* START MATERIAL SUPPLIED *

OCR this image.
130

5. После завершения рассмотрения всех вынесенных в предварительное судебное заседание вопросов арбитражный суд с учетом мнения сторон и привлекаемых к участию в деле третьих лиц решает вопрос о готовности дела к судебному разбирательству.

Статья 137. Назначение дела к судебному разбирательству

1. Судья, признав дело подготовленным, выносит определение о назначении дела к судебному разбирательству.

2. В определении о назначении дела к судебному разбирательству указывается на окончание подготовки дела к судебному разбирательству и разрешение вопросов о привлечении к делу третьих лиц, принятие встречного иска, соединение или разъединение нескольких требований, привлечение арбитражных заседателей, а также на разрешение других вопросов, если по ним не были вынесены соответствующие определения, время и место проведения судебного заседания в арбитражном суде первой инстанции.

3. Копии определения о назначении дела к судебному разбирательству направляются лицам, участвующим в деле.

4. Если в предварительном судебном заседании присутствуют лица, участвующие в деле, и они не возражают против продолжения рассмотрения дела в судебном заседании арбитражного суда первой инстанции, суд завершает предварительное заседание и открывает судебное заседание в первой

* END MATERIAL SUPPLIED *
* START MATERIAL SUPPLIED *

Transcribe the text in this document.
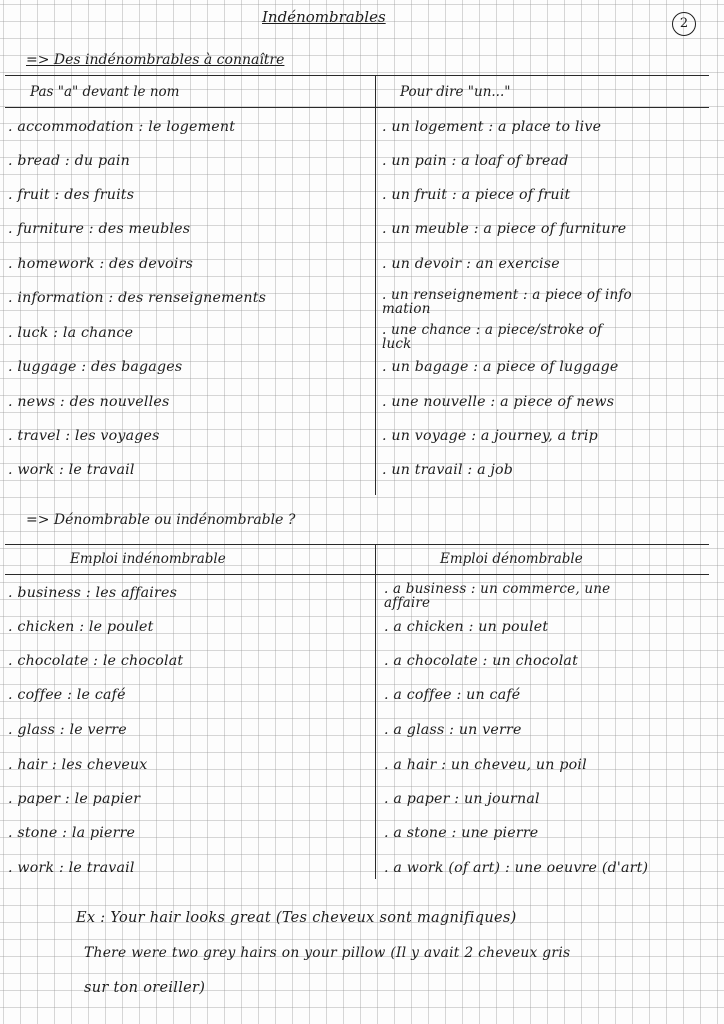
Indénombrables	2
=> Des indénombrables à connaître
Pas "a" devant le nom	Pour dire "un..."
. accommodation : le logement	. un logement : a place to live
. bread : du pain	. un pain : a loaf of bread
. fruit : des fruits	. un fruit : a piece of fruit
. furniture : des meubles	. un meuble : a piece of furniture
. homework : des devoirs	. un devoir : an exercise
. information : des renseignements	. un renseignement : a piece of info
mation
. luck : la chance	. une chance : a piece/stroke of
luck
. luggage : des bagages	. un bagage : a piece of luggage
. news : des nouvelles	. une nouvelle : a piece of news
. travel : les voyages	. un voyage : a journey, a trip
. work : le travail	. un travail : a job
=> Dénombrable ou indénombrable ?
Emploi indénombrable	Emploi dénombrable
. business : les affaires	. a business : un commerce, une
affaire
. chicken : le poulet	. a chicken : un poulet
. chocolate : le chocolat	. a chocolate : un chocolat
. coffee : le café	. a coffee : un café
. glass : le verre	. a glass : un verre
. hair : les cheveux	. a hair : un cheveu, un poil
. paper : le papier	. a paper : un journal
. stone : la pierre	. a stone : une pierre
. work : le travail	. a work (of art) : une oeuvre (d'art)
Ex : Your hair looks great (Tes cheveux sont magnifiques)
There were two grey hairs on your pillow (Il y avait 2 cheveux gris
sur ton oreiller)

* END MATERIAL SUPPLIED *
* START MATERIAL SUPPLIED *

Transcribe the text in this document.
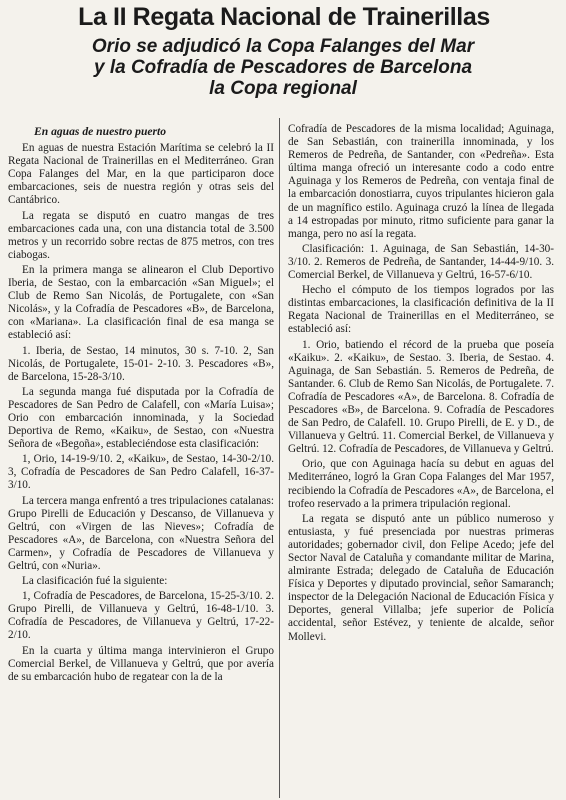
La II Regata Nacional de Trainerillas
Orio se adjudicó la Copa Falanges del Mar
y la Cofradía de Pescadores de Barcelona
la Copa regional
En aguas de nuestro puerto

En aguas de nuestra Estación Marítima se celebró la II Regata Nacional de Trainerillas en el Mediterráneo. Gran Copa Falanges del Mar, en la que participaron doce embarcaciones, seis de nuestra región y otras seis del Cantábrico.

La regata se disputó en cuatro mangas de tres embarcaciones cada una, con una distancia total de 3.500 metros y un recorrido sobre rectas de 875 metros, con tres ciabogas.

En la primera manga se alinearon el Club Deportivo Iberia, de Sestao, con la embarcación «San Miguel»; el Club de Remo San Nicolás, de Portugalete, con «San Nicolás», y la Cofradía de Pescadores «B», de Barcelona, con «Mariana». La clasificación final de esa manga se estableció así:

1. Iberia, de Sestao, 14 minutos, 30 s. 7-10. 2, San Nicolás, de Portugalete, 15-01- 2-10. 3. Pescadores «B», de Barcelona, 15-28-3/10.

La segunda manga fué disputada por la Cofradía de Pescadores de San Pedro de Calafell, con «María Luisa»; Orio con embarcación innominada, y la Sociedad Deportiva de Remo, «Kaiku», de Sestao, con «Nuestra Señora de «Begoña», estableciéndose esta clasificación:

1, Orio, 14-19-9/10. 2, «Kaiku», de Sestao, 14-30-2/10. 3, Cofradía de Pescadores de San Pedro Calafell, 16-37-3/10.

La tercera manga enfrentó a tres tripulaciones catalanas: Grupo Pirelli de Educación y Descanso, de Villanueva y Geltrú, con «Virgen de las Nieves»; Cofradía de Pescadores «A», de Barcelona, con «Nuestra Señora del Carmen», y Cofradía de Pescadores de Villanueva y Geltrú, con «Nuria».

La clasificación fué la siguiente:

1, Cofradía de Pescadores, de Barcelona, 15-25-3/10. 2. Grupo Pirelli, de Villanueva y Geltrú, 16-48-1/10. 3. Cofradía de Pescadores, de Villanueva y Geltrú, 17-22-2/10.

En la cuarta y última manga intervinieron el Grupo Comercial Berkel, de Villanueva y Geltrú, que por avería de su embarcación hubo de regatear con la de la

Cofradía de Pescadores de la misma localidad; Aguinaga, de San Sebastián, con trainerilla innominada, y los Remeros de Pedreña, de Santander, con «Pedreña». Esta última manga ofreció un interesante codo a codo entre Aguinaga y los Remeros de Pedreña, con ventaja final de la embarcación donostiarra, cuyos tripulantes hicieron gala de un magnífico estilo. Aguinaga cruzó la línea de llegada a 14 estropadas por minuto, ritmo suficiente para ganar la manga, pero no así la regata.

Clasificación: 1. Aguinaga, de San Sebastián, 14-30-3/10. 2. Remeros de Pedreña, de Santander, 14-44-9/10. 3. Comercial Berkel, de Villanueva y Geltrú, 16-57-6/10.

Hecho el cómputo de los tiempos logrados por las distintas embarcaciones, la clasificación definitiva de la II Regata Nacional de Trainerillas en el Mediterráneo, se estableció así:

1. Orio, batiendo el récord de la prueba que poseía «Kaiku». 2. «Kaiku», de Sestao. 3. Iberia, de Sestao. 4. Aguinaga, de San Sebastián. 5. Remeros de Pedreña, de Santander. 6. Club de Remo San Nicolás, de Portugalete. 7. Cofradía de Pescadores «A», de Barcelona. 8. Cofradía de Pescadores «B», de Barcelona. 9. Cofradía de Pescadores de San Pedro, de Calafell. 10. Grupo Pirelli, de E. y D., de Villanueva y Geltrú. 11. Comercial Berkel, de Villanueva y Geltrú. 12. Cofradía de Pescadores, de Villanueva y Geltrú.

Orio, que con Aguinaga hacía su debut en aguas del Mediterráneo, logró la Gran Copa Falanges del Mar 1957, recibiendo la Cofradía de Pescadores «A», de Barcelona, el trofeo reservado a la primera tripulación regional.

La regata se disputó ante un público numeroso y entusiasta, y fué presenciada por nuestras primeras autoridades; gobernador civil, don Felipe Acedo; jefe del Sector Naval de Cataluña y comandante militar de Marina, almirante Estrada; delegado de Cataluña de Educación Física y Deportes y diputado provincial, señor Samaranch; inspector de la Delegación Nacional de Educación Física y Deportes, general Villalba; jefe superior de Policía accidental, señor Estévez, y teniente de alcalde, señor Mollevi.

* END MATERIAL SUPPLIED *

= WHAT IS REQUIRED =
Select, from the listing, all lines that include the word "вопросов".

= THE OUTPUT =
5. После завершения рассмотрения всех вынесенных в предварительное судебное заседание вопросов арбитражный суд с учетом мнения сторон и привлекаемых к участию в деле третьих лиц решает вопрос о готовности дела к судебному разбирательству.
2. В определении о назначении дела к судебному разбирательству указывается на окончание подготовки дела к судебному разбирательству и разрешение вопросов о привлечении к делу третьих лиц, принятие встречного иска, соединение или разъединение нескольких требований, привлечение арбитражных заседателей, а также на разрешение других вопросов, если по ним не были вынесены соответствующие определения, время и место проведения судебного заседания в арбитражном суде первой инстанции.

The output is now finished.